**Data shown:**
[start]

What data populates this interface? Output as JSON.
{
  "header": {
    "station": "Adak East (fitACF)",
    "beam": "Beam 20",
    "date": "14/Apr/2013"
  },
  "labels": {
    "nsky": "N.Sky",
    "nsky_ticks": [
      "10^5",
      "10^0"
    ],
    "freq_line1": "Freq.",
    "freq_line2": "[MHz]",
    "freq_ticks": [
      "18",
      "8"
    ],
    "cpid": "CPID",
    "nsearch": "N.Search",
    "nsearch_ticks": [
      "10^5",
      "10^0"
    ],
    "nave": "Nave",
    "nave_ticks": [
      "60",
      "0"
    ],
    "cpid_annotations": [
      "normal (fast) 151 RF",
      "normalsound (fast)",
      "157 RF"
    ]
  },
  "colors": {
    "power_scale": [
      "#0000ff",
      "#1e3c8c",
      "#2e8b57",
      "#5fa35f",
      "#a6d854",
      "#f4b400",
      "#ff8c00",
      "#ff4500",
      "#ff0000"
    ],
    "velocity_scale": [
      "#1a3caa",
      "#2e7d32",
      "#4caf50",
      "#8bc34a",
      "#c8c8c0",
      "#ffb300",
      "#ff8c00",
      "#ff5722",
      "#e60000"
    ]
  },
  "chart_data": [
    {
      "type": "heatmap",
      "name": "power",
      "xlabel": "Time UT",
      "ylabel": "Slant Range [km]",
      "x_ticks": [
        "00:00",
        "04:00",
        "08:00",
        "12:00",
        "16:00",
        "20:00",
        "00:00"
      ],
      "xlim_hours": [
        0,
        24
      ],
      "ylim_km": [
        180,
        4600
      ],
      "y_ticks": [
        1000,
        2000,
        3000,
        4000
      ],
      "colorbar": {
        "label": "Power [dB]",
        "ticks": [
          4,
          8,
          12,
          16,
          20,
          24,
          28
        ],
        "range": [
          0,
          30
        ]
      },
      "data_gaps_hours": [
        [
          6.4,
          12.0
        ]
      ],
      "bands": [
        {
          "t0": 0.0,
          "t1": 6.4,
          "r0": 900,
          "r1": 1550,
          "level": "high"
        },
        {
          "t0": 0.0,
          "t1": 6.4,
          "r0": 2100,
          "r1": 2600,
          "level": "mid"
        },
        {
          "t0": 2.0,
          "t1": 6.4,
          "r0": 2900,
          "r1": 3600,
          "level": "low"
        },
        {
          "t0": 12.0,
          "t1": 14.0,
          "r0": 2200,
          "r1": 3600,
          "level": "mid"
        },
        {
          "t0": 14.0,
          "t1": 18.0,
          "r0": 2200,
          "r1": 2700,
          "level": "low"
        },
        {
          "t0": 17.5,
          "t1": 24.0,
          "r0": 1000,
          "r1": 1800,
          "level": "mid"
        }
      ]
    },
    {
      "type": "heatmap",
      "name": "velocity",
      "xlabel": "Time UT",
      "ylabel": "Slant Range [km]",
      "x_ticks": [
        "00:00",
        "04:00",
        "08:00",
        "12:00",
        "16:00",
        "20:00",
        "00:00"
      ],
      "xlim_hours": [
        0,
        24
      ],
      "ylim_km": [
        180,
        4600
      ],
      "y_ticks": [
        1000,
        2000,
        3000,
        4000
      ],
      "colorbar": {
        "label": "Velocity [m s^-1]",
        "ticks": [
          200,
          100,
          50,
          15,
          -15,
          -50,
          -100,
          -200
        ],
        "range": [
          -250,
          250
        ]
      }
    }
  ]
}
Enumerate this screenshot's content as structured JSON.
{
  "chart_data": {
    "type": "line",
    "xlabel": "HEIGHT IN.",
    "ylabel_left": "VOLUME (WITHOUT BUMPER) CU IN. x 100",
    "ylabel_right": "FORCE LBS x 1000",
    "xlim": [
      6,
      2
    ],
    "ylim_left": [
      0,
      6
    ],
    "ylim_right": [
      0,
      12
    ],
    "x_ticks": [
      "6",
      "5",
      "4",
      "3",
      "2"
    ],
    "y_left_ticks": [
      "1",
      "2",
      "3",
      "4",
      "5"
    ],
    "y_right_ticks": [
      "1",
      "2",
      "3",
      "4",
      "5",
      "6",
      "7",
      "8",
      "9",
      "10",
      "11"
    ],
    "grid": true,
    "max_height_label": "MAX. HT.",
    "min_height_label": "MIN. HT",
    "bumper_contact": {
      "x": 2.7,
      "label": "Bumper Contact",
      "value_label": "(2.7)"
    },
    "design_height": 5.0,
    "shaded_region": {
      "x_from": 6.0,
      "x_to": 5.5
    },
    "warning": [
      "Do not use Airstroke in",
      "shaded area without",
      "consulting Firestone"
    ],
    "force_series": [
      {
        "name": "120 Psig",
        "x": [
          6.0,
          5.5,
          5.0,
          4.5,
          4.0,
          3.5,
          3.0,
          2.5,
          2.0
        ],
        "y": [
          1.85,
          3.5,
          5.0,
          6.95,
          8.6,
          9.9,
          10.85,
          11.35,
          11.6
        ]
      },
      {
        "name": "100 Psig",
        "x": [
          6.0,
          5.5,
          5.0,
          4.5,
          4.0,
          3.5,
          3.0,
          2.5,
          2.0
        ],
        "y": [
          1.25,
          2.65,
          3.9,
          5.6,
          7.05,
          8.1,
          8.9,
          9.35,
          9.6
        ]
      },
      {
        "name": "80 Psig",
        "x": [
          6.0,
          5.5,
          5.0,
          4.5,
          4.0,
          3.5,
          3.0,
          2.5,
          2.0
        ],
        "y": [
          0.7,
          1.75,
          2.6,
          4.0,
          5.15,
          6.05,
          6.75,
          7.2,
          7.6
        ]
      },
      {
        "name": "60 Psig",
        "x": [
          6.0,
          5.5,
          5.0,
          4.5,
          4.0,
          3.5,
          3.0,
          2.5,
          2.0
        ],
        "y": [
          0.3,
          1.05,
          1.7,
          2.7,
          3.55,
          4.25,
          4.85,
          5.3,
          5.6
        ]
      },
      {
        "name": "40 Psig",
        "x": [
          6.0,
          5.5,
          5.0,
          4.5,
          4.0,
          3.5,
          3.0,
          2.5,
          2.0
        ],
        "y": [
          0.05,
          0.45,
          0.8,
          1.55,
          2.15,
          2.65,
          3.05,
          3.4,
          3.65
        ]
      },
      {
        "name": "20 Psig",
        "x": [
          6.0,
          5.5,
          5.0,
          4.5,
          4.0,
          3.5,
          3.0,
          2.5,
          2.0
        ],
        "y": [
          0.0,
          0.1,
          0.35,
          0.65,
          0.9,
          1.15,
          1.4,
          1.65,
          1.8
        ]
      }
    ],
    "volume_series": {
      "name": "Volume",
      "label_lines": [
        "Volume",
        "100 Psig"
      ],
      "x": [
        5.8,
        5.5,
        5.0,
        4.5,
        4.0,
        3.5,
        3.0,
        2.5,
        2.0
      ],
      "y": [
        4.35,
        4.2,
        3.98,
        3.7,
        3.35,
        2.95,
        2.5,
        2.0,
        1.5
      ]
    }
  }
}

[end]

**Task directions:**
Extract each record, keeping it identical to the original.

**Response below:**
What data populates this interface? Output as JSON.
{
  "header": {
    "station": "Adak East (fitACF)",
    "beam": "Beam 20",
    "date": "14/Apr/2013"
  },
  "labels": {
    "nsky": "N.Sky",
    "nsky_ticks": [
      "10^5",
      "10^0"
    ],
    "freq_line1": "Freq.",
    "freq_line2": "[MHz]",
    "freq_ticks": [
      "18",
      "8"
    ],
    "cpid": "CPID",
    "nsearch": "N.Search",
    "nsearch_ticks": [
      "10^5",
      "10^0"
    ],
    "nave": "Nave",
    "nave_ticks": [
      "60",
      "0"
    ],
    "cpid_annotations": [
      "normal (fast) 151 RF",
      "normalsound (fast)",
      "157 RF"
    ]
  },
  "colors": {
    "power_scale": [
      "#0000ff",
      "#1e3c8c",
      "#2e8b57",
      "#5fa35f",
      "#a6d854",
      "#f4b400",
      "#ff8c00",
      "#ff4500",
      "#ff0000"
    ],
    "velocity_scale": [
      "#1a3caa",
      "#2e7d32",
      "#4caf50",
      "#8bc34a",
      "#c8c8c0",
      "#ffb300",
      "#ff8c00",
      "#ff5722",
      "#e60000"
    ]
  },
  "chart_data": [
    {
      "type": "heatmap",
      "name": "power",
      "xlabel": "Time UT",
      "ylabel": "Slant Range [km]",
      "x_ticks": [
        "00:00",
        "04:00",
        "08:00",
        "12:00",
        "16:00",
        "20:00",
        "00:00"
      ],
      "xlim_hours": [
        0,
        24
      ],
      "ylim_km": [
        180,
        4600
      ],
      "y_ticks": [
        1000,
        2000,
        3000,
        4000
      ],
      "colorbar": {
        "label": "Power [dB]",
        "ticks": [
          4,
          8,
          12,
          16,
          20,
          24,
          28
        ],
        "range": [
          0,
          30
        ]
      },
      "data_gaps_hours": [
        [
          6.4,
          12.0
        ]
      ],
      "bands": [
        {
          "t0": 0.0,
          "t1": 6.4,
          "r0": 900,
          "r1": 1550,
          "level": "high"
        },
        {
          "t0": 0.0,
          "t1": 6.4,
          "r0": 2100,
          "r1": 2600,
          "level": "mid"
        },
        {
          "t0": 2.0,
          "t1": 6.4,
          "r0": 2900,
          "r1": 3600,
          "level": "low"
        },
        {
          "t0": 12.0,
          "t1": 14.0,
          "r0": 2200,
          "r1": 3600,
          "level": "mid"
        },
        {
          "t0": 14.0,
          "t1": 18.0,
          "r0": 2200,
          "r1": 2700,
          "level": "low"
        },
        {
          "t0": 17.5,
          "t1": 24.0,
          "r0": 1000,
          "r1": 1800,
          "level": "mid"
        }
      ]
    },
    {
      "type": "heatmap",
      "name": "velocity",
      "xlabel": "Time UT",
      "ylabel": "Slant Range [km]",
      "x_ticks": [
        "00:00",
        "04:00",
        "08:00",
        "12:00",
        "16:00",
        "20:00",
        "00:00"
      ],
      "xlim_hours": [
        0,
        24
      ],
      "ylim_km": [
        180,
        4600
      ],
      "y_ticks": [
        1000,
        2000,
        3000,
        4000
      ],
      "colorbar": {
        "label": "Velocity [m s^-1]",
        "ticks": [
          200,
          100,
          50,
          15,
          -15,
          -50,
          -100,
          -200
        ],
        "range": [
          -250,
          250
        ]
      }
    }
  ]
}
Enumerate this screenshot's content as structured JSON.
{
  "chart_data": {
    "type": "line",
    "xlabel": "HEIGHT IN.",
    "ylabel_left": "VOLUME (WITHOUT BUMPER) CU IN. x 100",
    "ylabel_right": "FORCE LBS x 1000",
    "xlim": [
      6,
      2
    ],
    "ylim_left": [
      0,
      6
    ],
    "ylim_right": [
      0,
      12
    ],
    "x_ticks": [
      "6",
      "5",
      "4",
      "3",
      "2"
    ],
    "y_left_ticks": [
      "1",
      "2",
      "3",
      "4",
      "5"
    ],
    "y_right_ticks": [
      "1",
      "2",
      "3",
      "4",
      "5",
      "6",
      "7",
      "8",
      "9",
      "10",
      "11"
    ],
    "grid": true,
    "max_height_label": "MAX. HT.",
    "min_height_label": "MIN. HT",
    "bumper_contact": {
      "x": 2.7,
      "label": "Bumper Contact",
      "value_label": "(2.7)"
    },
    "design_height": 5.0,
    "shaded_region": {
      "x_from": 6.0,
      "x_to": 5.5
    },
    "warning": [
      "Do not use Airstroke in",
      "shaded area without",
      "consulting Firestone"
    ],
    "force_series": [
      {
        "name": "120 Psig",
        "x": [
          6.0,
          5.5,
          5.0,
          4.5,
          4.0,
          3.5,
          3.0,
          2.5,
          2.0
        ],
        "y": [
          1.85,
          3.5,
          5.0,
          6.95,
          8.6,
          9.9,
          10.85,
          11.35,
          11.6
        ]
      },
      {
        "name": "100 Psig",
        "x": [
          6.0,
          5.5,
          5.0,
          4.5,
          4.0,
          3.5,
          3.0,
          2.5,
          2.0
        ],
        "y": [
          1.25,
          2.65,
          3.9,
          5.6,
          7.05,
          8.1,
          8.9,
          9.35,
          9.6
        ]
      },
      {
        "name": "80 Psig",
        "x": [
          6.0,
          5.5,
          5.0,
          4.5,
          4.0,
          3.5,
          3.0,
          2.5,
          2.0
        ],
        "y": [
          0.7,
          1.75,
          2.6,
          4.0,
          5.15,
          6.05,
          6.75,
          7.2,
          7.6
        ]
      },
      {
        "name": "60 Psig",
        "x": [
          6.0,
          5.5,
          5.0,
          4.5,
          4.0,
          3.5,
          3.0,
          2.5,
          2.0
        ],
        "y": [
          0.3,
          1.05,
          1.7,
          2.7,
          3.55,
          4.25,
          4.85,
          5.3,
          5.6
        ]
      },
      {
        "name": "40 Psig",
        "x": [
          6.0,
          5.5,
          5.0,
          4.5,
          4.0,
          3.5,
          3.0,
          2.5,
          2.0
        ],
        "y": [
          0.05,
          0.45,
          0.8,
          1.55,
          2.15,
          2.65,
          3.05,
          3.4,
          3.65
        ]
      },
      {
        "name": "20 Psig",
        "x": [
          6.0,
          5.5,
          5.0,
          4.5,
          4.0,
          3.5,
          3.0,
          2.5,
          2.0
        ],
        "y": [
          0.0,
          0.1,
          0.35,
          0.65,
          0.9,
          1.15,
          1.4,
          1.65,
          1.8
        ]
      }
    ],
    "volume_series": {
      "name": "Volume",
      "label_lines": [
        "Volume",
        "100 Psig"
      ],
      "x": [
        5.8,
        5.5,
        5.0,
        4.5,
        4.0,
        3.5,
        3.0,
        2.5,
        2.0
      ],
      "y": [
        4.35,
        4.2,
        3.98,
        3.7,
        3.35,
        2.95,
        2.5,
        2.0,
        1.5
      ]
    }
  }
}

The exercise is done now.